[Recorded data]
——————
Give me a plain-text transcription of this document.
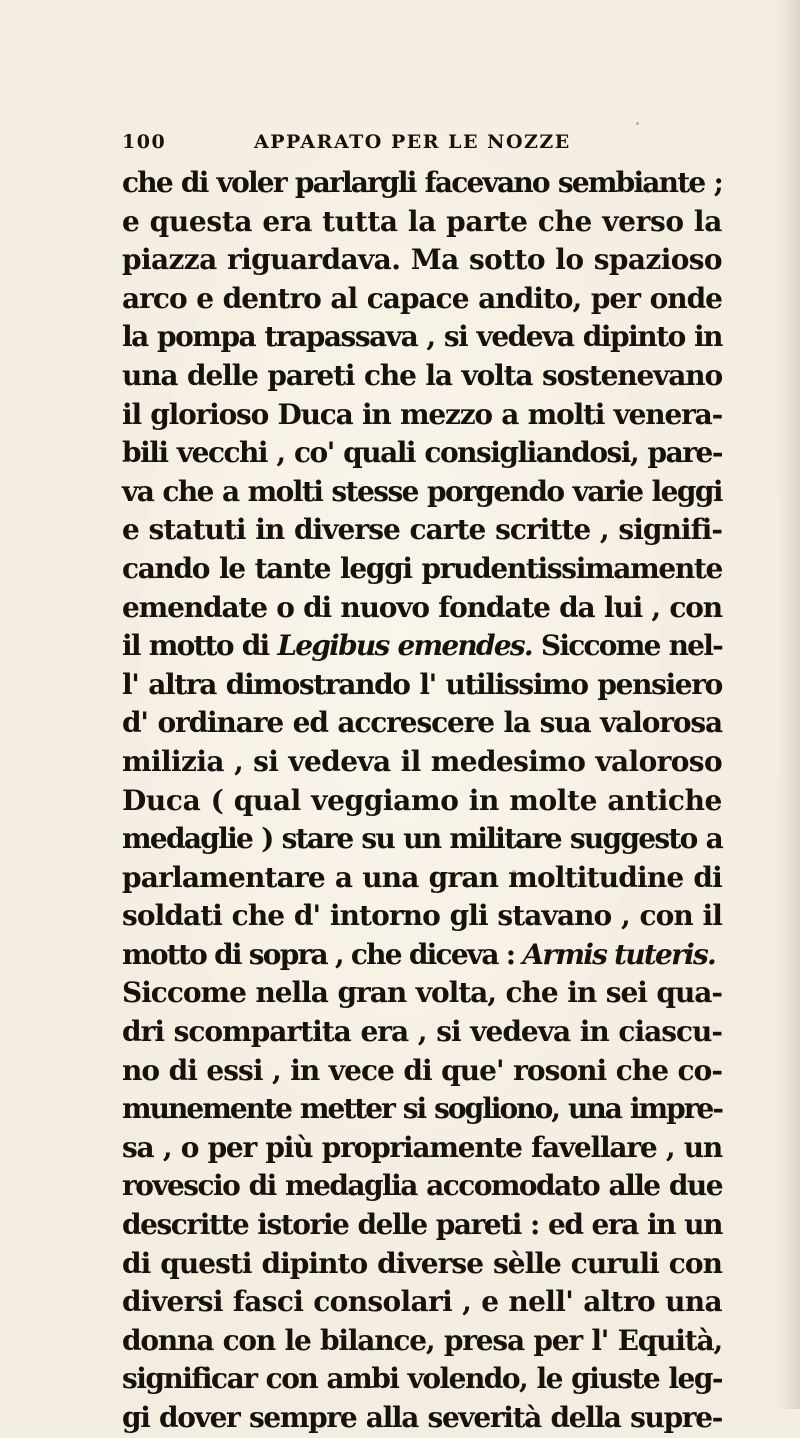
100	APPARATO PER LE NOZZE
che di voler parlargli facevano sembiante ;
e questa era tutta la parte che verso la
piazza riguardava. Ma sotto lo spazioso
arco e dentro al capace andito, per onde
la pompa trapassava , si vedeva dipinto in
una delle pareti che la volta sostenevano
il glorioso Duca in mezzo a molti venera-
bili vecchi , co' quali consigliandosi, pare-
va che a molti stesse porgendo varie leggi
e statuti in diverse carte scritte , signifi-
cando le tante leggi prudentissimamente
emendate o di nuovo fondate da lui , con
il motto di Legibus emendes. Siccome nel-
l' altra dimostrando l' utilissimo pensiero
d' ordinare ed accrescere la sua valorosa
milizia , si vedeva il medesimo valoroso
Duca ( qual veggiamo in molte antiche
medaglie ) stare su un militare suggesto a
parlamentare a una gran moltitudine di
soldati che d' intorno gli stavano , con il
motto di sopra , che diceva : Armis tuteris.
Siccome nella gran volta, che in sei qua-
dri scompartita era , si vedeva in ciascu-
no di essi , in vece di que' rosoni che co-
munemente metter si sogliono, una impre-
sa , o per più propriamente favellare , un
rovescio di medaglia accomodato alle due
descritte istorie delle pareti : ed era in un
di questi dipinto diverse sèlle curuli con
diversi fasci consolari , e nell' altro una
donna con le bilance, presa per l' Equità,
significar con ambi volendo, le giuste leg-
gi dover sempre alla severità della supre-
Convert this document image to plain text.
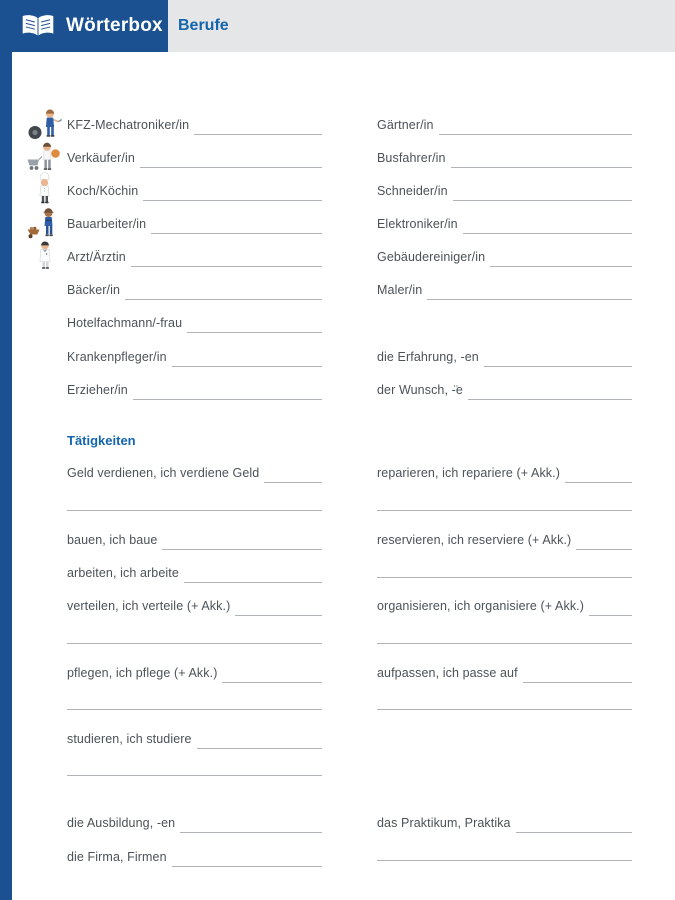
Wörterbox Berufe
KFZ-Mechatroniker/in
Verkäufer/in
Koch/Köchin
Bauarbeiter/in
Arzt/Ärztin
Bäcker/in
Hotelfachmann/-frau
Krankenpfleger/in
Erzieher/in
Gärtner/in
Busfahrer/in
Schneider/in
Elektroniker/in
Gebäudereiniger/in
Maler/in
die Erfahrung, -en
der Wunsch, -̈e
Tätigkeiten
Geld verdienen, ich verdiene Geld
bauen, ich baue
arbeiten, ich arbeite
verteilen, ich verteile (+ Akk.)
pflegen, ich pflege (+ Akk.)
studieren, ich studiere
reparieren, ich repariere (+ Akk.)
reservieren, ich reserviere (+ Akk.)
organisieren, ich organisiere (+ Akk.)
aufpassen, ich passe auf
die Ausbildung, -en
die Firma, Firmen
das Praktikum, Praktika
——————
▶ **Task prompt**: Extract only the lines from the one that contains "Convert this document image to plain text." through the end of the records, inclusive, and omit every picture.

▶ **Expected answer**:
Convert this document image to plain text.
Wörterbox Berufe
KFZ-Mechatroniker/in
Verkäufer/in
Koch/Köchin
Bauarbeiter/in
Arzt/Ärztin
Bäcker/in
Hotelfachmann/-frau
Krankenpfleger/in
Erzieher/in
Gärtner/in
Busfahrer/in
Schneider/in
Elektroniker/in
Gebäudereiniger/in
Maler/in
die Erfahrung, -en
der Wunsch, -̈e
Tätigkeiten
Geld verdienen, ich verdiene Geld
bauen, ich baue
arbeiten, ich arbeite
verteilen, ich verteile (+ Akk.)
pflegen, ich pflege (+ Akk.)
studieren, ich studiere
reparieren, ich repariere (+ Akk.)
reservieren, ich reserviere (+ Akk.)
organisieren, ich organisiere (+ Akk.)
aufpassen, ich passe auf
die Ausbildung, -en
die Firma, Firmen
das Praktikum, Praktika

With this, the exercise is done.